* **Alıştırmanın amacı**
Aşağıdaki öğelerde yer alan satırların tamamını hiçbir değişiklik yapmadan olduğu gibi yeniden yazın.
= = = = = = =
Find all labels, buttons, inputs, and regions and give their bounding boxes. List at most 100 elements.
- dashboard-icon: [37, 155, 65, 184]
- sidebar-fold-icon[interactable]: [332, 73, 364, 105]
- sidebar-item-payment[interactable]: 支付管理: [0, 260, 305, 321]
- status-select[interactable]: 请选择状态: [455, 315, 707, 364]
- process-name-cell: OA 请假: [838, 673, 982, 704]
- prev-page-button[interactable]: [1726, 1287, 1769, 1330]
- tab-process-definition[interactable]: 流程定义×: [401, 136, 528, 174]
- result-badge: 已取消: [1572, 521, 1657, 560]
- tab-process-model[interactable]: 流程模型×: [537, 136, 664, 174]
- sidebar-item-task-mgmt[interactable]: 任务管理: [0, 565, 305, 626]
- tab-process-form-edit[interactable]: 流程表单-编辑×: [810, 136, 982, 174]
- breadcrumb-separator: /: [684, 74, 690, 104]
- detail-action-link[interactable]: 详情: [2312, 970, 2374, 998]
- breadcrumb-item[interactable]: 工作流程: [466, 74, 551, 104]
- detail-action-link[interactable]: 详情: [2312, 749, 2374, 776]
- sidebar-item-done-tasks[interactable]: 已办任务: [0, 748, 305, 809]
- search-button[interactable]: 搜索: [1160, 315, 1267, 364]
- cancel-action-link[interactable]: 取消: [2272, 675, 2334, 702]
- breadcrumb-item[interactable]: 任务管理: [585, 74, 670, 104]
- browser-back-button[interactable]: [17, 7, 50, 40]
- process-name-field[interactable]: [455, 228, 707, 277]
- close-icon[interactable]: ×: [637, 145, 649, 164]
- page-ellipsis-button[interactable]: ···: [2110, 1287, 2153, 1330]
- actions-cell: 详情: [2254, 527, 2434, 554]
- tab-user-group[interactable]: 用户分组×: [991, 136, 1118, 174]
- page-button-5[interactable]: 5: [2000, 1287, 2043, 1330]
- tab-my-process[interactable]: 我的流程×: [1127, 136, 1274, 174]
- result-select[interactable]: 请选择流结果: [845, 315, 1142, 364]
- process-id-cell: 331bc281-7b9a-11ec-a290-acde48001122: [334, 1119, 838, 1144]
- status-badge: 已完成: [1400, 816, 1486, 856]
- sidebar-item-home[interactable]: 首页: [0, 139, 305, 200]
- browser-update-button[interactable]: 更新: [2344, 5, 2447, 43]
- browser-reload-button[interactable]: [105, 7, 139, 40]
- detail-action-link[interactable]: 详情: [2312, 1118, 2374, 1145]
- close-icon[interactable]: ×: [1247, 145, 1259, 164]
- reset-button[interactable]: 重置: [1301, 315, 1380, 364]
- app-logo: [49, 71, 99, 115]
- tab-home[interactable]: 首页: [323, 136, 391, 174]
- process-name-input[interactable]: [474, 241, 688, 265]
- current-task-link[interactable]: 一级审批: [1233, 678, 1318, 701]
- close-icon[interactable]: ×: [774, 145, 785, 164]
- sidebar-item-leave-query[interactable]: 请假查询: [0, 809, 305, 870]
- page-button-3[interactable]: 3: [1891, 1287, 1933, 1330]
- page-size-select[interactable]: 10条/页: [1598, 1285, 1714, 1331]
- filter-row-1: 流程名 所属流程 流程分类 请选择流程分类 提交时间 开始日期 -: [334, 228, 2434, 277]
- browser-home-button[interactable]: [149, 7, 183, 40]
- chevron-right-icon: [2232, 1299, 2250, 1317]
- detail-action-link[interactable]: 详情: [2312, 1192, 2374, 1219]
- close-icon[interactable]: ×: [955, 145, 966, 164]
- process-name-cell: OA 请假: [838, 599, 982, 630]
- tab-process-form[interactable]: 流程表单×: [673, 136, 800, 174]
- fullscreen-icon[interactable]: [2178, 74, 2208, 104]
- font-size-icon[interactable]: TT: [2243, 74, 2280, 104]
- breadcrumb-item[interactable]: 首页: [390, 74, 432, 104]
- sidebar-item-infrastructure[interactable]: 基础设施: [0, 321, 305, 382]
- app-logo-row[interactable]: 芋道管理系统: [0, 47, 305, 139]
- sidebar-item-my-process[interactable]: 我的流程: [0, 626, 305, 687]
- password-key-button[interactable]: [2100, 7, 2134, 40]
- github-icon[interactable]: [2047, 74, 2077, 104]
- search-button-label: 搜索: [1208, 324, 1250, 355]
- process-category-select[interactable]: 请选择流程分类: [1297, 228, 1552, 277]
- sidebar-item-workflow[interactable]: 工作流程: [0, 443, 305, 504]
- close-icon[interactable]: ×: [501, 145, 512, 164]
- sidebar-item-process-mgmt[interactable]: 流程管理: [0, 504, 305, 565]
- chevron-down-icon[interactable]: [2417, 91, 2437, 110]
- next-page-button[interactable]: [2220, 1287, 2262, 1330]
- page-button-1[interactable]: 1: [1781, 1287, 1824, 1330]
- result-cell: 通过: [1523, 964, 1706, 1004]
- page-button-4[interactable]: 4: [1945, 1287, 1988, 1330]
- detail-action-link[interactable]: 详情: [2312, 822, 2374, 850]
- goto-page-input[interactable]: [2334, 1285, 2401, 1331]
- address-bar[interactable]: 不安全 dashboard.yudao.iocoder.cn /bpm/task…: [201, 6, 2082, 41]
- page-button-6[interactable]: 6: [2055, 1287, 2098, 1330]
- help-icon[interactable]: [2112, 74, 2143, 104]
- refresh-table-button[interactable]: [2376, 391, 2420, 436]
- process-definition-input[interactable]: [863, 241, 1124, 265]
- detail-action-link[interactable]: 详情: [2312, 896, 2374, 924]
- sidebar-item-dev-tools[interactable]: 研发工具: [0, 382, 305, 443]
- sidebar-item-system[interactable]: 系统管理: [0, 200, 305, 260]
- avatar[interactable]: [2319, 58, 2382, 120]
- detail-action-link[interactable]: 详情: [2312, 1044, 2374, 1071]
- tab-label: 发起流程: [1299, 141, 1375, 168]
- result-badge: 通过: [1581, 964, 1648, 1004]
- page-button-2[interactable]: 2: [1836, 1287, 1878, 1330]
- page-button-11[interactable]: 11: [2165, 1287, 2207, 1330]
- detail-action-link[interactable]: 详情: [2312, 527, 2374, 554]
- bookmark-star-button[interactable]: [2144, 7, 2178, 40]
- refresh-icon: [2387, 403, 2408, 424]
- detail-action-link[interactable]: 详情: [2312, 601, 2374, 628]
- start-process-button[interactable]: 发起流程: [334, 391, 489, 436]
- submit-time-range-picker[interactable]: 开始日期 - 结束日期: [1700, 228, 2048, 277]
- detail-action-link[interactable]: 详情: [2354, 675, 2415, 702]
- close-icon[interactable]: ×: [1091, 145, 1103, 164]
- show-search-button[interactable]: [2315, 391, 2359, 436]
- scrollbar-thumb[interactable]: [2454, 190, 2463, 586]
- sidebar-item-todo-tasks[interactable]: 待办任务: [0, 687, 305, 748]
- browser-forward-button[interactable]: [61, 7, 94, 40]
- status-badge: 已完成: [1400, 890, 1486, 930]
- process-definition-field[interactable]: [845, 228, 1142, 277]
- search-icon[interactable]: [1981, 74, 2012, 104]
= = = = = = =
* **Görev yanıtı**
Find all labels, buttons, inputs, and regions and give their bounding boxes. List at most 100 elements.
- dashboard-icon: [37, 155, 65, 184]
- sidebar-fold-icon[interactable]: [332, 73, 364, 105]
- sidebar-item-payment[interactable]: 支付管理: [0, 260, 305, 321]
- status-select[interactable]: 请选择状态: [455, 315, 707, 364]
- process-name-cell: OA 请假: [838, 673, 982, 704]
- prev-page-button[interactable]: [1726, 1287, 1769, 1330]
- tab-process-definition[interactable]: 流程定义×: [401, 136, 528, 174]
- result-badge: 已取消: [1572, 521, 1657, 560]
- tab-process-model[interactable]: 流程模型×: [537, 136, 664, 174]
- sidebar-item-task-mgmt[interactable]: 任务管理: [0, 565, 305, 626]
- tab-process-form-edit[interactable]: 流程表单-编辑×: [810, 136, 982, 174]
- breadcrumb-separator: /: [684, 74, 690, 104]
- detail-action-link[interactable]: 详情: [2312, 970, 2374, 998]
- breadcrumb-item[interactable]: 工作流程: [466, 74, 551, 104]
- detail-action-link[interactable]: 详情: [2312, 749, 2374, 776]
- sidebar-item-done-tasks[interactable]: 已办任务: [0, 748, 305, 809]
- search-button[interactable]: 搜索: [1160, 315, 1267, 364]
- cancel-action-link[interactable]: 取消: [2272, 675, 2334, 702]
- breadcrumb-item[interactable]: 任务管理: [585, 74, 670, 104]
- browser-back-button[interactable]: [17, 7, 50, 40]
- process-name-field[interactable]: [455, 228, 707, 277]
- close-icon[interactable]: ×: [637, 145, 649, 164]
- page-ellipsis-button[interactable]: ···: [2110, 1287, 2153, 1330]
- actions-cell: 详情: [2254, 527, 2434, 554]
- tab-user-group[interactable]: 用户分组×: [991, 136, 1118, 174]
- page-button-5[interactable]: 5: [2000, 1287, 2043, 1330]
- tab-my-process[interactable]: 我的流程×: [1127, 136, 1274, 174]
- result-select[interactable]: 请选择流结果: [845, 315, 1142, 364]
- process-id-cell: 331bc281-7b9a-11ec-a290-acde48001122: [334, 1119, 838, 1144]
- status-badge: 已完成: [1400, 816, 1486, 856]
- sidebar-item-home[interactable]: 首页: [0, 139, 305, 200]
- browser-update-button[interactable]: 更新: [2344, 5, 2447, 43]
- browser-reload-button[interactable]: [105, 7, 139, 40]
- detail-action-link[interactable]: 详情: [2312, 1118, 2374, 1145]
- close-icon[interactable]: ×: [1247, 145, 1259, 164]
- reset-button[interactable]: 重置: [1301, 315, 1380, 364]
- app-logo: [49, 71, 99, 115]
- tab-home[interactable]: 首页: [323, 136, 391, 174]
- process-name-input[interactable]: [474, 241, 688, 265]
- current-task-link[interactable]: 一级审批: [1233, 678, 1318, 701]
- close-icon[interactable]: ×: [774, 145, 785, 164]
- sidebar-item-leave-query[interactable]: 请假查询: [0, 809, 305, 870]
- page-button-3[interactable]: 3: [1891, 1287, 1933, 1330]
- page-size-select[interactable]: 10条/页: [1598, 1285, 1714, 1331]
- filter-row-1: 流程名 所属流程 流程分类 请选择流程分类 提交时间 开始日期 -: [334, 228, 2434, 277]
- browser-home-button[interactable]: [149, 7, 183, 40]
- chevron-right-icon: [2232, 1299, 2250, 1317]
- detail-action-link[interactable]: 详情: [2312, 1192, 2374, 1219]
- close-icon[interactable]: ×: [955, 145, 966, 164]
- process-name-cell: OA 请假: [838, 599, 982, 630]
- tab-process-form[interactable]: 流程表单×: [673, 136, 800, 174]
- fullscreen-icon[interactable]: [2178, 74, 2208, 104]
- font-size-icon[interactable]: TT: [2243, 74, 2280, 104]
- breadcrumb-item[interactable]: 首页: [390, 74, 432, 104]
- sidebar-item-infrastructure[interactable]: 基础设施: [0, 321, 305, 382]
- app-logo-row[interactable]: 芋道管理系统: [0, 47, 305, 139]
- sidebar-item-my-process[interactable]: 我的流程: [0, 626, 305, 687]
- password-key-button[interactable]: [2100, 7, 2134, 40]
- github-icon[interactable]: [2047, 74, 2077, 104]
- search-button-label: 搜索: [1208, 324, 1250, 355]
- process-category-select[interactable]: 请选择流程分类: [1297, 228, 1552, 277]
- sidebar-item-workflow[interactable]: 工作流程: [0, 443, 305, 504]
- close-icon[interactable]: ×: [501, 145, 512, 164]
- sidebar-item-process-mgmt[interactable]: 流程管理: [0, 504, 305, 565]
- chevron-down-icon[interactable]: [2417, 91, 2437, 110]
- next-page-button[interactable]: [2220, 1287, 2262, 1330]
- page-button-1[interactable]: 1: [1781, 1287, 1824, 1330]
- result-cell: 通过: [1523, 964, 1706, 1004]
- page-button-4[interactable]: 4: [1945, 1287, 1988, 1330]
- detail-action-link[interactable]: 详情: [2312, 822, 2374, 850]
- goto-page-input[interactable]: [2334, 1285, 2401, 1331]
- address-bar[interactable]: 不安全 dashboard.yudao.iocoder.cn /bpm/task…: [201, 6, 2082, 41]
- page-button-6[interactable]: 6: [2055, 1287, 2098, 1330]
- help-icon[interactable]: [2112, 74, 2143, 104]
- refresh-table-button[interactable]: [2376, 391, 2420, 436]
- process-definition-input[interactable]: [863, 241, 1124, 265]
- detail-action-link[interactable]: 详情: [2312, 896, 2374, 924]
- sidebar-item-dev-tools[interactable]: 研发工具: [0, 382, 305, 443]
- sidebar-item-system[interactable]: 系统管理: [0, 200, 305, 260]
- avatar[interactable]: [2319, 58, 2382, 120]
- detail-action-link[interactable]: 详情: [2312, 1044, 2374, 1071]
- tab-label: 发起流程: [1299, 141, 1375, 168]
- result-badge: 通过: [1581, 964, 1648, 1004]
- page-button-2[interactable]: 2: [1836, 1287, 1878, 1330]
- page-button-11[interactable]: 11: [2165, 1287, 2207, 1330]
- detail-action-link[interactable]: 详情: [2312, 527, 2374, 554]
- bookmark-star-button[interactable]: [2144, 7, 2178, 40]
- refresh-icon: [2387, 403, 2408, 424]
- detail-action-link[interactable]: 详情: [2312, 601, 2374, 628]
- start-process-button[interactable]: 发起流程: [334, 391, 489, 436]
- submit-time-range-picker[interactable]: 开始日期 - 结束日期: [1700, 228, 2048, 277]
- detail-action-link[interactable]: 详情: [2354, 675, 2415, 702]
- close-icon[interactable]: ×: [1091, 145, 1103, 164]
- show-search-button[interactable]: [2315, 391, 2359, 436]
- scrollbar-thumb[interactable]: [2454, 190, 2463, 586]
- sidebar-item-todo-tasks[interactable]: 待办任务: [0, 687, 305, 748]
- browser-forward-button[interactable]: [61, 7, 94, 40]
- status-badge: 已完成: [1400, 890, 1486, 930]
- process-definition-field[interactable]: [845, 228, 1142, 277]
- search-icon[interactable]: [1981, 74, 2012, 104]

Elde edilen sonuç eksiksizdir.